- **TASK DETAILS**
Report all lines holding "области".

-------- INPUT --------

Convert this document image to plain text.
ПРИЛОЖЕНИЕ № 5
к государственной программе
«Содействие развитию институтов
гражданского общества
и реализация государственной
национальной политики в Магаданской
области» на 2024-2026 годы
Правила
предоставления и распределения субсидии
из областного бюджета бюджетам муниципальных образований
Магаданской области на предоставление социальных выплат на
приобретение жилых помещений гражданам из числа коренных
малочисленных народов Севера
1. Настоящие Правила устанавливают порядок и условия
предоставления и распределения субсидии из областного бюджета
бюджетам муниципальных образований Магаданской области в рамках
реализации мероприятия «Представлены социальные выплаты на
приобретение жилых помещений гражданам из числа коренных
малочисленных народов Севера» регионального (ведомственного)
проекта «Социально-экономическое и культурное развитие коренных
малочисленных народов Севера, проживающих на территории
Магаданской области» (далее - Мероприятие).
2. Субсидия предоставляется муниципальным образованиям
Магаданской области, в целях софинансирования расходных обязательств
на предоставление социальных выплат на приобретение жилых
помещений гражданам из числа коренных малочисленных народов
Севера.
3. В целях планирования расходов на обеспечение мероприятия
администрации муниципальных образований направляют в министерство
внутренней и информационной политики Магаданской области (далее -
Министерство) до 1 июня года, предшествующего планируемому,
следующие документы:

--------

- **ANSWER FOR THIS EXERCISE**
области» на 2024-2026 годы
Магаданской области на предоставление социальных выплат на
бюджетам муниципальных образований Магаданской области в рамках
Магаданской области» (далее - Мероприятие).
Магаданской области, в целях софинансирования расходных обязательств
внутренней и информационной политики Магаданской области (далее -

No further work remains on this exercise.